STATED TASK = Print the listing below in its entirety, character for character.

ENTRIES =
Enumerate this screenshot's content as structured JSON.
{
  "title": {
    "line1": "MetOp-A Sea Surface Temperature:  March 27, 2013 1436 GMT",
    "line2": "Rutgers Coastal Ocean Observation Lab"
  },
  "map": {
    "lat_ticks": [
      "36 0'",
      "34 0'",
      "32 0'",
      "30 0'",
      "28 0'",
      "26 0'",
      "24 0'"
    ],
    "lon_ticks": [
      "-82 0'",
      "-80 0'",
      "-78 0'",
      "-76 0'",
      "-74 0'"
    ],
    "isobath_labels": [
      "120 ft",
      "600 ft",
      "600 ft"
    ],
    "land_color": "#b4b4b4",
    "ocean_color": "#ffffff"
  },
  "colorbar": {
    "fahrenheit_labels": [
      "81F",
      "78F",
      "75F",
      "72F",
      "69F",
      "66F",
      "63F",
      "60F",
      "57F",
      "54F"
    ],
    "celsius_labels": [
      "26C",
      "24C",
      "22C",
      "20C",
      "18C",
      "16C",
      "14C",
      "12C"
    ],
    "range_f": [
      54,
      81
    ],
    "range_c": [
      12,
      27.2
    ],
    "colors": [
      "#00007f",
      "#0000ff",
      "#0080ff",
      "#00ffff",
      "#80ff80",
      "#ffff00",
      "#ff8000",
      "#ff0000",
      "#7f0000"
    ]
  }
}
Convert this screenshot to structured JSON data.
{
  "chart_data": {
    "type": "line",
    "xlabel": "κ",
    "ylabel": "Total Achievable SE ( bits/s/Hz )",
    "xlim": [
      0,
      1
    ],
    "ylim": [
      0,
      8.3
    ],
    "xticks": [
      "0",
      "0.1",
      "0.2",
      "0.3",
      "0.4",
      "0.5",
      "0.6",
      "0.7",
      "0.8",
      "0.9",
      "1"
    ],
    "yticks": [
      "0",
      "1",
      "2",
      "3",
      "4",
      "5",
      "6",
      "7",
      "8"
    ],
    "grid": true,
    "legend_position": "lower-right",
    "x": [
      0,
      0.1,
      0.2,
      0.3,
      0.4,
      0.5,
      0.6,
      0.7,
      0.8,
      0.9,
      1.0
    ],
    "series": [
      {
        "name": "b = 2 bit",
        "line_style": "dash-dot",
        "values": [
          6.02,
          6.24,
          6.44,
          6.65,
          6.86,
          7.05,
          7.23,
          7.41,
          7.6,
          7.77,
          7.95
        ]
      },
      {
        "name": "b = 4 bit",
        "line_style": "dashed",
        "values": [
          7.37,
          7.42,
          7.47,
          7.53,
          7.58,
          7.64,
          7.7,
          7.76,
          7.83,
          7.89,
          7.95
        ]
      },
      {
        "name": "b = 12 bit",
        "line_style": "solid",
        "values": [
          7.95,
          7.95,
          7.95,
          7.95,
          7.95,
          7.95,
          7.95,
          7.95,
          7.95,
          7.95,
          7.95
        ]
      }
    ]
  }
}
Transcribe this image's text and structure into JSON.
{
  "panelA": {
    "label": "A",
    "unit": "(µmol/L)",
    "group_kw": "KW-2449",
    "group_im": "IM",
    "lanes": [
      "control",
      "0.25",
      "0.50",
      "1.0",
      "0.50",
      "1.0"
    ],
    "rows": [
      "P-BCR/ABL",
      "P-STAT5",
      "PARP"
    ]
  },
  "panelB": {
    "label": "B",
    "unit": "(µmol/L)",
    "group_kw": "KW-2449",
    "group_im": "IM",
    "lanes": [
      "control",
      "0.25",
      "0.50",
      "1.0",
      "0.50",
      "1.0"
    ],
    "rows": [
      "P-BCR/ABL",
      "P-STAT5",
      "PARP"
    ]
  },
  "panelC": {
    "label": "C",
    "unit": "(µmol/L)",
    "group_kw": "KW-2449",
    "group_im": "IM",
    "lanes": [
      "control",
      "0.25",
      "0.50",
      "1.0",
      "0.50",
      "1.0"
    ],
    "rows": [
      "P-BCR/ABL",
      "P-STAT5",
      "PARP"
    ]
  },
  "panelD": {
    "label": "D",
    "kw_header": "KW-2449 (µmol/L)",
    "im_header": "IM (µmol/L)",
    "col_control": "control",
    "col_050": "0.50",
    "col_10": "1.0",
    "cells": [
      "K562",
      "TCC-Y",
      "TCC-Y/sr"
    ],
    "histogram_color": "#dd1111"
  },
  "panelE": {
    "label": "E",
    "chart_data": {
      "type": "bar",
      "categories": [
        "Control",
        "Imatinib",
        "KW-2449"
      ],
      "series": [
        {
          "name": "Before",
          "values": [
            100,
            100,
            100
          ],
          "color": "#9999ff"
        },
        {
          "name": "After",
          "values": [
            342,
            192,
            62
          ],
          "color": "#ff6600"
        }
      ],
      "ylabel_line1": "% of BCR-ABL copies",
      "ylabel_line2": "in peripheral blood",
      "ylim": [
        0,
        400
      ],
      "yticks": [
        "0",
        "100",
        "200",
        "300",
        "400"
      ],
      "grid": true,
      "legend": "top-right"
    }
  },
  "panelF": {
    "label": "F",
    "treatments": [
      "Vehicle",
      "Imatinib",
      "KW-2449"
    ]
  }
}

TASK RESPONSE =
Enumerate this screenshot's content as structured JSON.
{
  "title": {
    "line1": "MetOp-A Sea Surface Temperature:  March 27, 2013 1436 GMT",
    "line2": "Rutgers Coastal Ocean Observation Lab"
  },
  "map": {
    "lat_ticks": [
      "36 0'",
      "34 0'",
      "32 0'",
      "30 0'",
      "28 0'",
      "26 0'",
      "24 0'"
    ],
    "lon_ticks": [
      "-82 0'",
      "-80 0'",
      "-78 0'",
      "-76 0'",
      "-74 0'"
    ],
    "isobath_labels": [
      "120 ft",
      "600 ft",
      "600 ft"
    ],
    "land_color": "#b4b4b4",
    "ocean_color": "#ffffff"
  },
  "colorbar": {
    "fahrenheit_labels": [
      "81F",
      "78F",
      "75F",
      "72F",
      "69F",
      "66F",
      "63F",
      "60F",
      "57F",
      "54F"
    ],
    "celsius_labels": [
      "26C",
      "24C",
      "22C",
      "20C",
      "18C",
      "16C",
      "14C",
      "12C"
    ],
    "range_f": [
      54,
      81
    ],
    "range_c": [
      12,
      27.2
    ],
    "colors": [
      "#00007f",
      "#0000ff",
      "#0080ff",
      "#00ffff",
      "#80ff80",
      "#ffff00",
      "#ff8000",
      "#ff0000",
      "#7f0000"
    ]
  }
}
Convert this screenshot to structured JSON data.
{
  "chart_data": {
    "type": "line",
    "xlabel": "κ",
    "ylabel": "Total Achievable SE ( bits/s/Hz )",
    "xlim": [
      0,
      1
    ],
    "ylim": [
      0,
      8.3
    ],
    "xticks": [
      "0",
      "0.1",
      "0.2",
      "0.3",
      "0.4",
      "0.5",
      "0.6",
      "0.7",
      "0.8",
      "0.9",
      "1"
    ],
    "yticks": [
      "0",
      "1",
      "2",
      "3",
      "4",
      "5",
      "6",
      "7",
      "8"
    ],
    "grid": true,
    "legend_position": "lower-right",
    "x": [
      0,
      0.1,
      0.2,
      0.3,
      0.4,
      0.5,
      0.6,
      0.7,
      0.8,
      0.9,
      1.0
    ],
    "series": [
      {
        "name": "b = 2 bit",
        "line_style": "dash-dot",
        "values": [
          6.02,
          6.24,
          6.44,
          6.65,
          6.86,
          7.05,
          7.23,
          7.41,
          7.6,
          7.77,
          7.95
        ]
      },
      {
        "name": "b = 4 bit",
        "line_style": "dashed",
        "values": [
          7.37,
          7.42,
          7.47,
          7.53,
          7.58,
          7.64,
          7.7,
          7.76,
          7.83,
          7.89,
          7.95
        ]
      },
      {
        "name": "b = 12 bit",
        "line_style": "solid",
        "values": [
          7.95,
          7.95,
          7.95,
          7.95,
          7.95,
          7.95,
          7.95,
          7.95,
          7.95,
          7.95,
          7.95
        ]
      }
    ]
  }
}
Transcribe this image's text and structure into JSON.
{
  "panelA": {
    "label": "A",
    "unit": "(µmol/L)",
    "group_kw": "KW-2449",
    "group_im": "IM",
    "lanes": [
      "control",
      "0.25",
      "0.50",
      "1.0",
      "0.50",
      "1.0"
    ],
    "rows": [
      "P-BCR/ABL",
      "P-STAT5",
      "PARP"
    ]
  },
  "panelB": {
    "label": "B",
    "unit": "(µmol/L)",
    "group_kw": "KW-2449",
    "group_im": "IM",
    "lanes": [
      "control",
      "0.25",
      "0.50",
      "1.0",
      "0.50",
      "1.0"
    ],
    "rows": [
      "P-BCR/ABL",
      "P-STAT5",
      "PARP"
    ]
  },
  "panelC": {
    "label": "C",
    "unit": "(µmol/L)",
    "group_kw": "KW-2449",
    "group_im": "IM",
    "lanes": [
      "control",
      "0.25",
      "0.50",
      "1.0",
      "0.50",
      "1.0"
    ],
    "rows": [
      "P-BCR/ABL",
      "P-STAT5",
      "PARP"
    ]
  },
  "panelD": {
    "label": "D",
    "kw_header": "KW-2449 (µmol/L)",
    "im_header": "IM (µmol/L)",
    "col_control": "control",
    "col_050": "0.50",
    "col_10": "1.0",
    "cells": [
      "K562",
      "TCC-Y",
      "TCC-Y/sr"
    ],
    "histogram_color": "#dd1111"
  },
  "panelE": {
    "label": "E",
    "chart_data": {
      "type": "bar",
      "categories": [
        "Control",
        "Imatinib",
        "KW-2449"
      ],
      "series": [
        {
          "name": "Before",
          "values": [
            100,
            100,
            100
          ],
          "color": "#9999ff"
        },
        {
          "name": "After",
          "values": [
            342,
            192,
            62
          ],
          "color": "#ff6600"
        }
      ],
      "ylabel_line1": "% of BCR-ABL copies",
      "ylabel_line2": "in peripheral blood",
      "ylim": [
        0,
        400
      ],
      "yticks": [
        "0",
        "100",
        "200",
        "300",
        "400"
      ],
      "grid": true,
      "legend": "top-right"
    }
  },
  "panelF": {
    "label": "F",
    "treatments": [
      "Vehicle",
      "Imatinib",
      "KW-2449"
    ]
  }
}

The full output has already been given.